▶ [What you will do]:
Reproduce every line of the items below word for word, leaving out the pictures.

▶ [Material for this task]:
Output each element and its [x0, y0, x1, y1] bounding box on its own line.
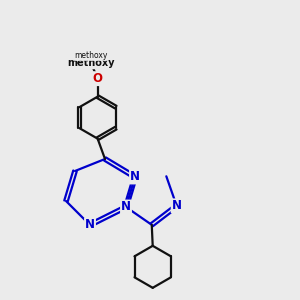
Text: N: N [130, 170, 140, 184]
Text: O: O [93, 72, 103, 85]
Text: N: N [172, 199, 182, 212]
Text: methoxy: methoxy [68, 58, 115, 68]
Text: methoxy: methoxy [74, 52, 108, 61]
Text: N: N [85, 218, 95, 232]
Text: N: N [121, 200, 131, 214]
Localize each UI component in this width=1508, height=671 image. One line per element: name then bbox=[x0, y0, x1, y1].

▶ [Finished answer]:
Output each element and its [x0, y0, x1, y1] bounding box on its own line.
Text: N: N [130, 170, 140, 184]
Text: O: O [93, 72, 103, 85]
Text: N: N [172, 199, 182, 212]
Text: methoxy: methoxy [68, 58, 115, 68]
Text: methoxy: methoxy [74, 52, 108, 61]
Text: N: N [85, 218, 95, 232]
Text: N: N [121, 200, 131, 214]
Localize each UI component in this width=1508, height=671 image. One line per element: name then bbox=[x0, y0, x1, y1].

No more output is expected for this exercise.